:: Exercise brief ::
Below are records to transcribe exactly, without their pictures.

— begin Exercise inputs —

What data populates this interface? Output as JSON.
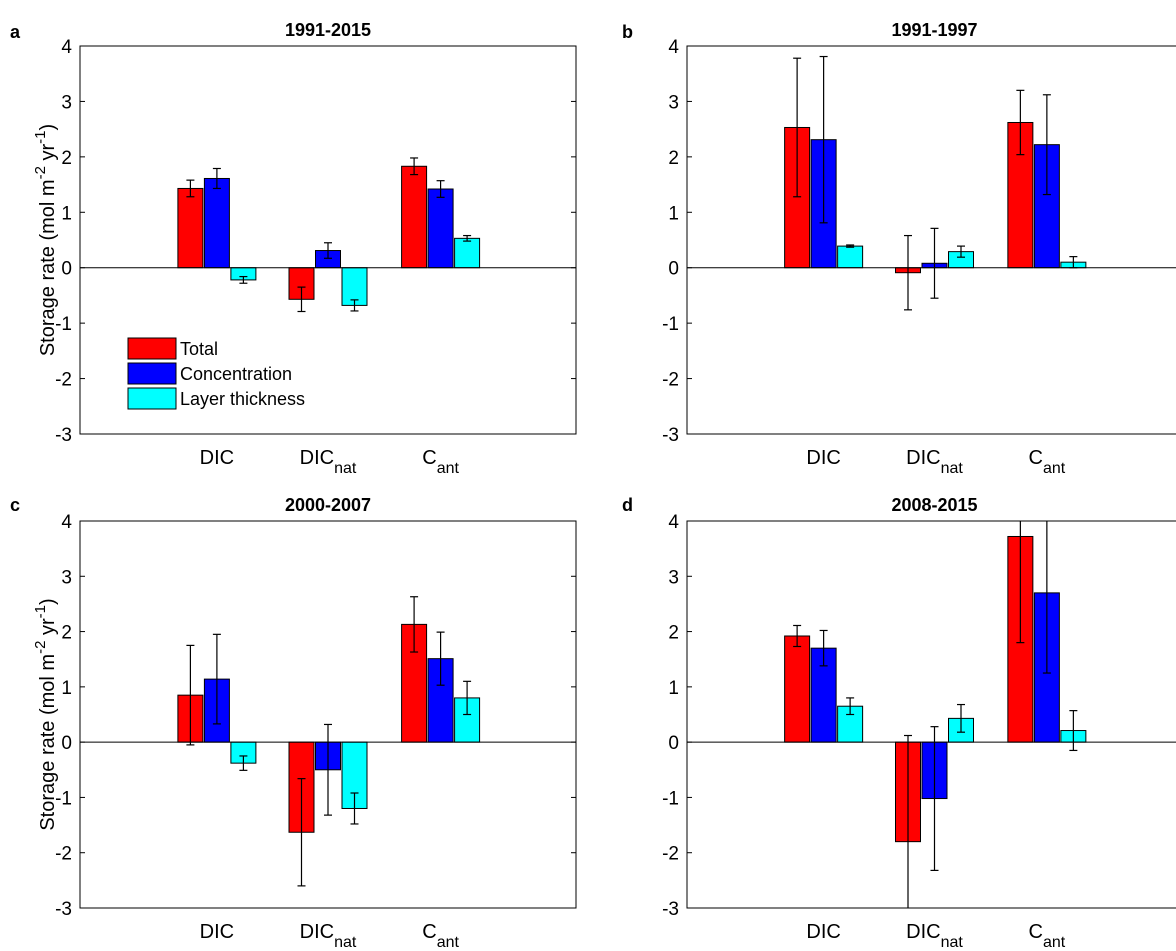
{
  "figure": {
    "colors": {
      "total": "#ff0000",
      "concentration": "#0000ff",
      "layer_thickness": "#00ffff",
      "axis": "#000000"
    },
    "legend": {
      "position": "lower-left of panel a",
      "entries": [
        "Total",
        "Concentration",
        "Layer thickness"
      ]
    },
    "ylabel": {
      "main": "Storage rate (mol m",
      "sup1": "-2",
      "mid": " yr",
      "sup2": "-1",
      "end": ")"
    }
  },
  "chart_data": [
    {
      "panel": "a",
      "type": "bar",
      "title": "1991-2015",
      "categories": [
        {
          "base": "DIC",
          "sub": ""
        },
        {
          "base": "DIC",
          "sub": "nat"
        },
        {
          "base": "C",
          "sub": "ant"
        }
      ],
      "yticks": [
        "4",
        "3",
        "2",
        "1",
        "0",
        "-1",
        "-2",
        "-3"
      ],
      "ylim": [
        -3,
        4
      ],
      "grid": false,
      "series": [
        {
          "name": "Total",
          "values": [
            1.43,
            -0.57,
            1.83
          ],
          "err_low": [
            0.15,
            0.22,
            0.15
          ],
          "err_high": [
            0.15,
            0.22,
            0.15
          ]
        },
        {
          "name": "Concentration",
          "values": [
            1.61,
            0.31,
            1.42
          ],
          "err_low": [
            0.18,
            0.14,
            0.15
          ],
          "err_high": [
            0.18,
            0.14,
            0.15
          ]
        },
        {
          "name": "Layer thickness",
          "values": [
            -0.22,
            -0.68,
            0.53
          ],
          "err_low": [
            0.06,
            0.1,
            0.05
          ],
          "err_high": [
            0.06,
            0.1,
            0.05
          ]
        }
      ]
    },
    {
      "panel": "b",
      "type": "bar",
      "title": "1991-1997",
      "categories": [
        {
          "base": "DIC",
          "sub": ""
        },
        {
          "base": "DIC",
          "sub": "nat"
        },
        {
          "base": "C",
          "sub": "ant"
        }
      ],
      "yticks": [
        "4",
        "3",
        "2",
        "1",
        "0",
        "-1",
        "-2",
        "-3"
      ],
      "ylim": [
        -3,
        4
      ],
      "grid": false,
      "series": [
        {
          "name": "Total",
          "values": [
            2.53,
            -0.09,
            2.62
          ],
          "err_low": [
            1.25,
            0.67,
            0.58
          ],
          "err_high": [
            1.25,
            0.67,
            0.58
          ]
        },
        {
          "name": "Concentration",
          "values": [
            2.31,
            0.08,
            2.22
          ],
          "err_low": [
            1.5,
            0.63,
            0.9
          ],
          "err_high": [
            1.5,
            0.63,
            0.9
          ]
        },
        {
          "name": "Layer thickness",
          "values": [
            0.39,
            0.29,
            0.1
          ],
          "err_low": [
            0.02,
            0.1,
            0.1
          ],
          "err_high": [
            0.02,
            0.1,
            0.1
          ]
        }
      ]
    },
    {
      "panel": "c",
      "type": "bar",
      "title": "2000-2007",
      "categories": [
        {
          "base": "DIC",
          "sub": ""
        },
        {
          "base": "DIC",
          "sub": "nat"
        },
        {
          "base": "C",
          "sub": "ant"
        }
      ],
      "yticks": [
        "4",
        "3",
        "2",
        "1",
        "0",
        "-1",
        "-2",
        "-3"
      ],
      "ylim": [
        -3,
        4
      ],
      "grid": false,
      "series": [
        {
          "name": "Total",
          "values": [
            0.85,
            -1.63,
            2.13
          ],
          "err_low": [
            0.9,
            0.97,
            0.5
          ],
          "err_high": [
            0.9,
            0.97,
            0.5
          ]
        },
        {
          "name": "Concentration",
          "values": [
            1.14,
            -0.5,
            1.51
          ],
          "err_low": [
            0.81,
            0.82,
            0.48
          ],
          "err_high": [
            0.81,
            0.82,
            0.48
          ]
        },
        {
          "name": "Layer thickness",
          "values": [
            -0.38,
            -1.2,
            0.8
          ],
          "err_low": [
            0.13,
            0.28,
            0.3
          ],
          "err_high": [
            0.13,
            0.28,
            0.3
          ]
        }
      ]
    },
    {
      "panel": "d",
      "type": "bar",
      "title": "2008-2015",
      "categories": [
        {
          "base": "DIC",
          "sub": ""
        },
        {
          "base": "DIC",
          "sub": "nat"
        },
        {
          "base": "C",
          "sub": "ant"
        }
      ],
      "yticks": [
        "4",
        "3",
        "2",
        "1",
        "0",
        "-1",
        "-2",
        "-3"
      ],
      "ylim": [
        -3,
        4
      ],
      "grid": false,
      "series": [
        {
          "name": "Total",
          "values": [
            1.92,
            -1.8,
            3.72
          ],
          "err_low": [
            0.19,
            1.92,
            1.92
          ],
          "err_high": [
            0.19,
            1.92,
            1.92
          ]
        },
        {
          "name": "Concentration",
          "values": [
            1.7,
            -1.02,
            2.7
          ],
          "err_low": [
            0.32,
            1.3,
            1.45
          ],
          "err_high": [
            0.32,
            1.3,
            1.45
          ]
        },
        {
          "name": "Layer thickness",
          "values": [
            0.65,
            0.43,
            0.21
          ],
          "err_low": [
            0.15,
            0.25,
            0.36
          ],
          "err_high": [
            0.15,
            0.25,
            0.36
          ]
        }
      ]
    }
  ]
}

— end Exercise inputs —

:: Finished exercise ::
What data populates this interface? Output as JSON.
{
  "figure": {
    "colors": {
      "total": "#ff0000",
      "concentration": "#0000ff",
      "layer_thickness": "#00ffff",
      "axis": "#000000"
    },
    "legend": {
      "position": "lower-left of panel a",
      "entries": [
        "Total",
        "Concentration",
        "Layer thickness"
      ]
    },
    "ylabel": {
      "main": "Storage rate (mol m",
      "sup1": "-2",
      "mid": " yr",
      "sup2": "-1",
      "end": ")"
    }
  },
  "chart_data": [
    {
      "panel": "a",
      "type": "bar",
      "title": "1991-2015",
      "categories": [
        {
          "base": "DIC",
          "sub": ""
        },
        {
          "base": "DIC",
          "sub": "nat"
        },
        {
          "base": "C",
          "sub": "ant"
        }
      ],
      "yticks": [
        "4",
        "3",
        "2",
        "1",
        "0",
        "-1",
        "-2",
        "-3"
      ],
      "ylim": [
        -3,
        4
      ],
      "grid": false,
      "series": [
        {
          "name": "Total",
          "values": [
            1.43,
            -0.57,
            1.83
          ],
          "err_low": [
            0.15,
            0.22,
            0.15
          ],
          "err_high": [
            0.15,
            0.22,
            0.15
          ]
        },
        {
          "name": "Concentration",
          "values": [
            1.61,
            0.31,
            1.42
          ],
          "err_low": [
            0.18,
            0.14,
            0.15
          ],
          "err_high": [
            0.18,
            0.14,
            0.15
          ]
        },
        {
          "name": "Layer thickness",
          "values": [
            -0.22,
            -0.68,
            0.53
          ],
          "err_low": [
            0.06,
            0.1,
            0.05
          ],
          "err_high": [
            0.06,
            0.1,
            0.05
          ]
        }
      ]
    },
    {
      "panel": "b",
      "type": "bar",
      "title": "1991-1997",
      "categories": [
        {
          "base": "DIC",
          "sub": ""
        },
        {
          "base": "DIC",
          "sub": "nat"
        },
        {
          "base": "C",
          "sub": "ant"
        }
      ],
      "yticks": [
        "4",
        "3",
        "2",
        "1",
        "0",
        "-1",
        "-2",
        "-3"
      ],
      "ylim": [
        -3,
        4
      ],
      "grid": false,
      "series": [
        {
          "name": "Total",
          "values": [
            2.53,
            -0.09,
            2.62
          ],
          "err_low": [
            1.25,
            0.67,
            0.58
          ],
          "err_high": [
            1.25,
            0.67,
            0.58
          ]
        },
        {
          "name": "Concentration",
          "values": [
            2.31,
            0.08,
            2.22
          ],
          "err_low": [
            1.5,
            0.63,
            0.9
          ],
          "err_high": [
            1.5,
            0.63,
            0.9
          ]
        },
        {
          "name": "Layer thickness",
          "values": [
            0.39,
            0.29,
            0.1
          ],
          "err_low": [
            0.02,
            0.1,
            0.1
          ],
          "err_high": [
            0.02,
            0.1,
            0.1
          ]
        }
      ]
    },
    {
      "panel": "c",
      "type": "bar",
      "title": "2000-2007",
      "categories": [
        {
          "base": "DIC",
          "sub": ""
        },
        {
          "base": "DIC",
          "sub": "nat"
        },
        {
          "base": "C",
          "sub": "ant"
        }
      ],
      "yticks": [
        "4",
        "3",
        "2",
        "1",
        "0",
        "-1",
        "-2",
        "-3"
      ],
      "ylim": [
        -3,
        4
      ],
      "grid": false,
      "series": [
        {
          "name": "Total",
          "values": [
            0.85,
            -1.63,
            2.13
          ],
          "err_low": [
            0.9,
            0.97,
            0.5
          ],
          "err_high": [
            0.9,
            0.97,
            0.5
          ]
        },
        {
          "name": "Concentration",
          "values": [
            1.14,
            -0.5,
            1.51
          ],
          "err_low": [
            0.81,
            0.82,
            0.48
          ],
          "err_high": [
            0.81,
            0.82,
            0.48
          ]
        },
        {
          "name": "Layer thickness",
          "values": [
            -0.38,
            -1.2,
            0.8
          ],
          "err_low": [
            0.13,
            0.28,
            0.3
          ],
          "err_high": [
            0.13,
            0.28,
            0.3
          ]
        }
      ]
    },
    {
      "panel": "d",
      "type": "bar",
      "title": "2008-2015",
      "categories": [
        {
          "base": "DIC",
          "sub": ""
        },
        {
          "base": "DIC",
          "sub": "nat"
        },
        {
          "base": "C",
          "sub": "ant"
        }
      ],
      "yticks": [
        "4",
        "3",
        "2",
        "1",
        "0",
        "-1",
        "-2",
        "-3"
      ],
      "ylim": [
        -3,
        4
      ],
      "grid": false,
      "series": [
        {
          "name": "Total",
          "values": [
            1.92,
            -1.8,
            3.72
          ],
          "err_low": [
            0.19,
            1.92,
            1.92
          ],
          "err_high": [
            0.19,
            1.92,
            1.92
          ]
        },
        {
          "name": "Concentration",
          "values": [
            1.7,
            -1.02,
            2.7
          ],
          "err_low": [
            0.32,
            1.3,
            1.45
          ],
          "err_high": [
            0.32,
            1.3,
            1.45
          ]
        },
        {
          "name": "Layer thickness",
          "values": [
            0.65,
            0.43,
            0.21
          ],
          "err_low": [
            0.15,
            0.25,
            0.36
          ],
          "err_high": [
            0.15,
            0.25,
            0.36
          ]
        }
      ]
    }
  ]
}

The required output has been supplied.